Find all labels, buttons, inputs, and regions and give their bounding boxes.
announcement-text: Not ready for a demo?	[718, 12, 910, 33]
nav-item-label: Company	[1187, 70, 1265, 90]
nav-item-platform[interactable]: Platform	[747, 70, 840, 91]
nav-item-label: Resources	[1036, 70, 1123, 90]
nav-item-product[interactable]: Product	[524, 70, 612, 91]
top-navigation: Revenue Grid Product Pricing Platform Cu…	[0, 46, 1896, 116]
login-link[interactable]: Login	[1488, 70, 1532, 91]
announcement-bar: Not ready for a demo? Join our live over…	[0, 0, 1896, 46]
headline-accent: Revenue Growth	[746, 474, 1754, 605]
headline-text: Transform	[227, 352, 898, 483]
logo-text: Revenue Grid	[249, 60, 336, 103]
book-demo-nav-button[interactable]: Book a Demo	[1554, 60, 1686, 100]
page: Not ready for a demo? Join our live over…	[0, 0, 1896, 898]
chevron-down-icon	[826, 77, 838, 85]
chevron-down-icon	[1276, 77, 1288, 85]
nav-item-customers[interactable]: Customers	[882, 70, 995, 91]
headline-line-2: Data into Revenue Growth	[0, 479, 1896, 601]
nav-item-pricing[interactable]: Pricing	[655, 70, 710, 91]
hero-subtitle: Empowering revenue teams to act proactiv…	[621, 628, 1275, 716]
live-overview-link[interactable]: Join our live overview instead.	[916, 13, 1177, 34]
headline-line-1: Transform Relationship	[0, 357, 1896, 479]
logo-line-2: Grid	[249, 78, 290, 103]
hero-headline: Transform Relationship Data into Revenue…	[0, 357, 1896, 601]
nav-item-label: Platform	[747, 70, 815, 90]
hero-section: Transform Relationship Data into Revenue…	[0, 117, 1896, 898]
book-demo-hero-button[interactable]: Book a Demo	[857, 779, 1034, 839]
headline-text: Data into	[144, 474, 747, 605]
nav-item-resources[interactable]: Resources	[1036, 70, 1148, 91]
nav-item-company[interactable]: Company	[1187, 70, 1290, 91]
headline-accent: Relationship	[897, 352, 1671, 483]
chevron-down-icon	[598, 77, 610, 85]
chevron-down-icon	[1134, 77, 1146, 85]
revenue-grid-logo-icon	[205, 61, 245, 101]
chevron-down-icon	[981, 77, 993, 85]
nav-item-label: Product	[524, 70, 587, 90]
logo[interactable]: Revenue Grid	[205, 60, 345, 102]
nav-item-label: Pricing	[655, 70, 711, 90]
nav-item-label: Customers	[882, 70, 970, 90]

WRITTEN INSTRUCTION -
Report how many lines in the records above contain the string "link", matching case exactly. Give only the number.

RESULT -
2